Work to do> Quote the entries in full, character for character, without their images.

— Start Data provided —

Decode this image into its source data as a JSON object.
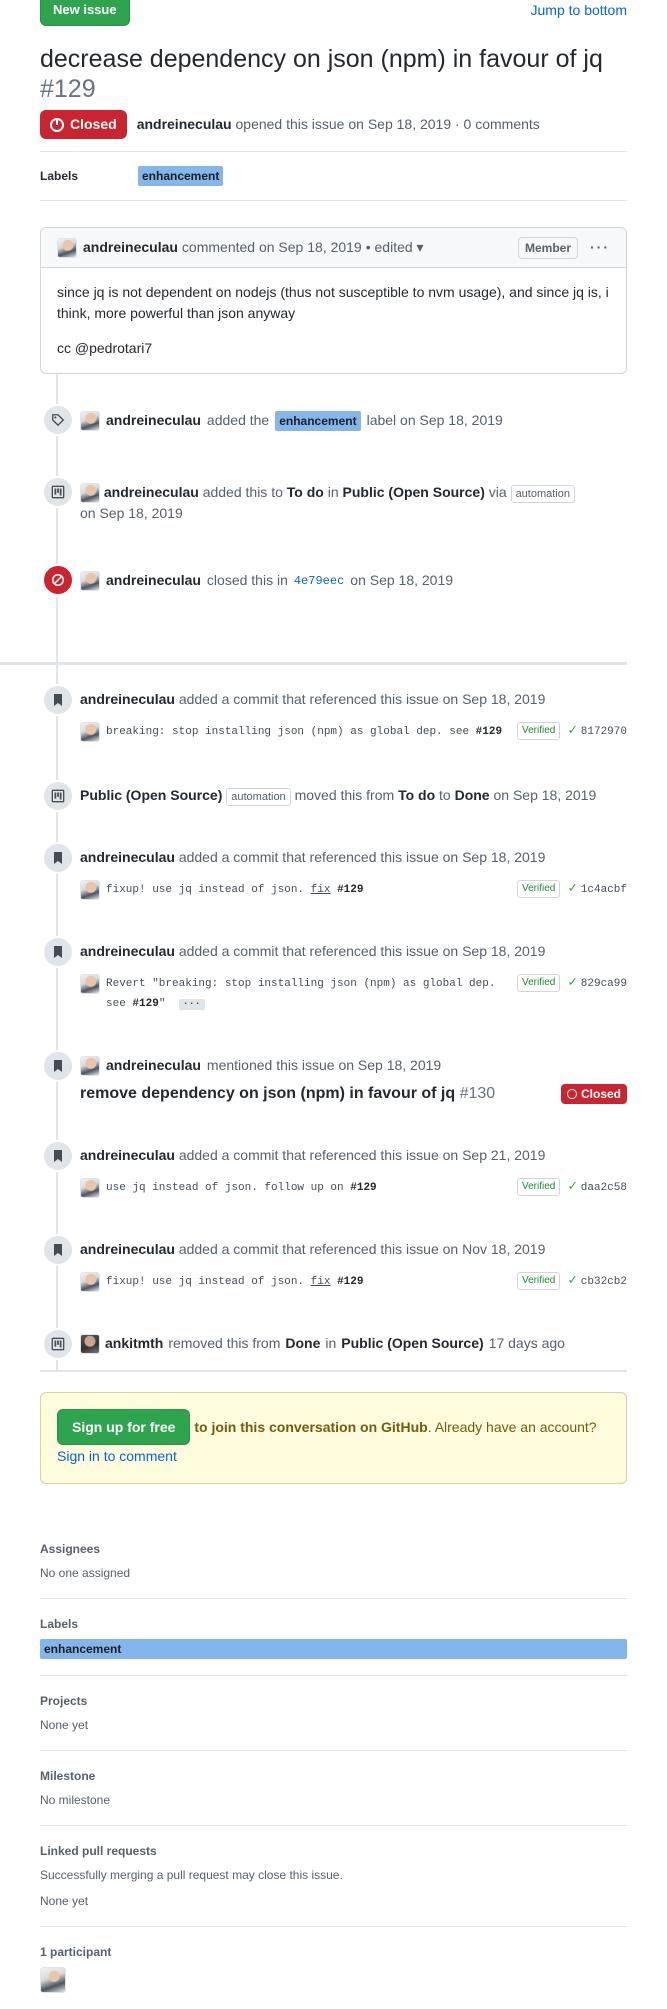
{
  "topbar": {
    "new_issue": "New issue",
    "jump": "Jump to bottom"
  },
  "issue": {
    "title": "decrease dependency on json (npm) in favour of jq",
    "number": "#129",
    "state": "Closed",
    "author": "andreineculau",
    "opened_text": "opened this issue on Sep 18, 2019 · 0 comments"
  },
  "labels_row": {
    "heading": "Labels",
    "label": "enhancement"
  },
  "comment": {
    "author": "andreineculau",
    "meta": "commented on Sep 18, 2019",
    "edited": "• edited ▾",
    "role": "Member",
    "menu": "···",
    "body1": "since jq is not dependent on nodejs (thus not susceptible to nvm usage), and since jq is, i think, more powerful than json anyway",
    "body2": "cc @pedrotari7"
  },
  "events": {
    "e1": {
      "actor": "andreineculau",
      "pre": "added the",
      "label": "enhancement",
      "post": "label on Sep 18, 2019"
    },
    "e2": {
      "actor": "andreineculau",
      "pre": "added this to",
      "col": "To do",
      "in": "in",
      "project": "Public (Open Source)",
      "via": "via",
      "automation": "automation",
      "date": "on Sep 18, 2019"
    },
    "e3": {
      "actor": "andreineculau",
      "pre": "closed this in",
      "sha": "4e79eec",
      "date": "on Sep 18, 2019"
    },
    "c1": {
      "actor": "andreineculau",
      "text": "added a commit that referenced this issue on Sep 18, 2019",
      "msg": "breaking: stop installing json (npm) as global dep. see",
      "ref": "#129",
      "verified": "Verified",
      "sha": "8172970"
    },
    "m1": {
      "project": "Public (Open Source)",
      "automation": "automation",
      "pre": "moved this from",
      "from": "To do",
      "to_word": "to",
      "to": "Done",
      "date": "on Sep 18, 2019"
    },
    "c2": {
      "actor": "andreineculau",
      "text": "added a commit that referenced this issue on Sep 18, 2019",
      "msg": "fixup! use jq instead of json.",
      "fix": "fix",
      "ref": "#129",
      "verified": "Verified",
      "sha": "1c4acbf"
    },
    "c3": {
      "actor": "andreineculau",
      "text": "added a commit that referenced this issue on Sep 18, 2019",
      "msg1": "Revert \"breaking: stop installing json (npm) as global dep.",
      "msg2": "see",
      "ref": "#129",
      "quote": "\"",
      "ellipsis": "···",
      "verified": "Verified",
      "sha": "829ca99"
    },
    "mention": {
      "actor": "andreineculau",
      "text": "mentioned this issue on Sep 18, 2019",
      "ref_title": "remove dependency on json (npm) in favour of jq",
      "ref_num": "#130",
      "state": "Closed"
    },
    "c4": {
      "actor": "andreineculau",
      "text": "added a commit that referenced this issue on Sep 21, 2019",
      "msg": "use jq instead of json. follow up on",
      "ref": "#129",
      "verified": "Verified",
      "sha": "daa2c58"
    },
    "c5": {
      "actor": "andreineculau",
      "text": "added a commit that referenced this issue on Nov 18, 2019",
      "msg": "fixup! use jq instead of json.",
      "fix": "fix",
      "ref": "#129",
      "verified": "Verified",
      "sha": "cb32cb2"
    },
    "r1": {
      "actor": "ankitmth",
      "pre": "removed this from",
      "col": "Done",
      "in": "in",
      "project": "Public (Open Source)",
      "date": "17 days ago"
    }
  },
  "signup": {
    "button": "Sign up for free",
    "text": "to join this conversation on GitHub",
    "dot": ". Already have an account?",
    "link": "Sign in to comment"
  },
  "sidebar": {
    "assignees": {
      "h": "Assignees",
      "v": "No one assigned"
    },
    "labels": {
      "h": "Labels",
      "v": "enhancement"
    },
    "projects": {
      "h": "Projects",
      "v": "None yet"
    },
    "milestone": {
      "h": "Milestone",
      "v": "No milestone"
    },
    "linked": {
      "h": "Linked pull requests",
      "desc": "Successfully merging a pull request may close this issue.",
      "v": "None yet"
    },
    "participants": {
      "h": "1 participant"
    }
  },
  "colors": {
    "closed": "#cb2431",
    "green": "#2ea44f",
    "label": "#84b6eb",
    "link": "#0366d6"
  }
}
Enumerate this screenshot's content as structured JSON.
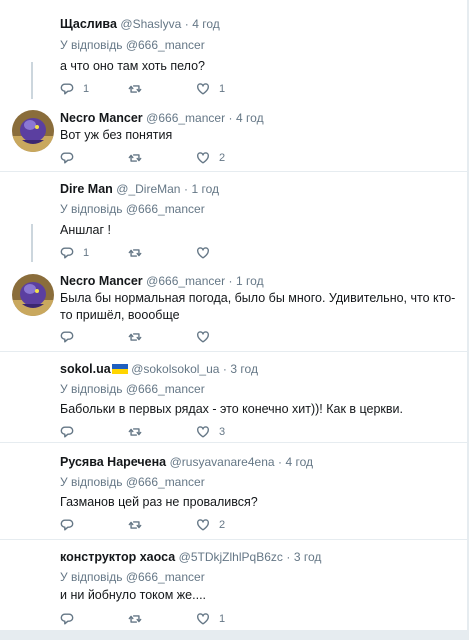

— End Data provided —

The reply>
Decode this image into its source data as a JSON object.
{
  "topbar": {
    "new_issue": "New issue",
    "jump": "Jump to bottom"
  },
  "issue": {
    "title": "decrease dependency on json (npm) in favour of jq",
    "number": "#129",
    "state": "Closed",
    "author": "andreineculau",
    "opened_text": "opened this issue on Sep 18, 2019 · 0 comments"
  },
  "labels_row": {
    "heading": "Labels",
    "label": "enhancement"
  },
  "comment": {
    "author": "andreineculau",
    "meta": "commented on Sep 18, 2019",
    "edited": "• edited ▾",
    "role": "Member",
    "menu": "···",
    "body1": "since jq is not dependent on nodejs (thus not susceptible to nvm usage), and since jq is, i think, more powerful than json anyway",
    "body2": "cc @pedrotari7"
  },
  "events": {
    "e1": {
      "actor": "andreineculau",
      "pre": "added the",
      "label": "enhancement",
      "post": "label on Sep 18, 2019"
    },
    "e2": {
      "actor": "andreineculau",
      "pre": "added this to",
      "col": "To do",
      "in": "in",
      "project": "Public (Open Source)",
      "via": "via",
      "automation": "automation",
      "date": "on Sep 18, 2019"
    },
    "e3": {
      "actor": "andreineculau",
      "pre": "closed this in",
      "sha": "4e79eec",
      "date": "on Sep 18, 2019"
    },
    "c1": {
      "actor": "andreineculau",
      "text": "added a commit that referenced this issue on Sep 18, 2019",
      "msg": "breaking: stop installing json (npm) as global dep. see",
      "ref": "#129",
      "verified": "Verified",
      "sha": "8172970"
    },
    "m1": {
      "project": "Public (Open Source)",
      "automation": "automation",
      "pre": "moved this from",
      "from": "To do",
      "to_word": "to",
      "to": "Done",
      "date": "on Sep 18, 2019"
    },
    "c2": {
      "actor": "andreineculau",
      "text": "added a commit that referenced this issue on Sep 18, 2019",
      "msg": "fixup! use jq instead of json.",
      "fix": "fix",
      "ref": "#129",
      "verified": "Verified",
      "sha": "1c4acbf"
    },
    "c3": {
      "actor": "andreineculau",
      "text": "added a commit that referenced this issue on Sep 18, 2019",
      "msg1": "Revert \"breaking: stop installing json (npm) as global dep.",
      "msg2": "see",
      "ref": "#129",
      "quote": "\"",
      "ellipsis": "···",
      "verified": "Verified",
      "sha": "829ca99"
    },
    "mention": {
      "actor": "andreineculau",
      "text": "mentioned this issue on Sep 18, 2019",
      "ref_title": "remove dependency on json (npm) in favour of jq",
      "ref_num": "#130",
      "state": "Closed"
    },
    "c4": {
      "actor": "andreineculau",
      "text": "added a commit that referenced this issue on Sep 21, 2019",
      "msg": "use jq instead of json. follow up on",
      "ref": "#129",
      "verified": "Verified",
      "sha": "daa2c58"
    },
    "c5": {
      "actor": "andreineculau",
      "text": "added a commit that referenced this issue on Nov 18, 2019",
      "msg": "fixup! use jq instead of json.",
      "fix": "fix",
      "ref": "#129",
      "verified": "Verified",
      "sha": "cb32cb2"
    },
    "r1": {
      "actor": "ankitmth",
      "pre": "removed this from",
      "col": "Done",
      "in": "in",
      "project": "Public (Open Source)",
      "date": "17 days ago"
    }
  },
  "signup": {
    "button": "Sign up for free",
    "text": "to join this conversation on GitHub",
    "dot": ". Already have an account?",
    "link": "Sign in to comment"
  },
  "sidebar": {
    "assignees": {
      "h": "Assignees",
      "v": "No one assigned"
    },
    "labels": {
      "h": "Labels",
      "v": "enhancement"
    },
    "projects": {
      "h": "Projects",
      "v": "None yet"
    },
    "milestone": {
      "h": "Milestone",
      "v": "No milestone"
    },
    "linked": {
      "h": "Linked pull requests",
      "desc": "Successfully merging a pull request may close this issue.",
      "v": "None yet"
    },
    "participants": {
      "h": "1 participant"
    }
  },
  "colors": {
    "closed": "#cb2431",
    "green": "#2ea44f",
    "label": "#84b6eb",
    "link": "#0366d6"
  }
}
Enumerate this screenshot's content as structured JSON.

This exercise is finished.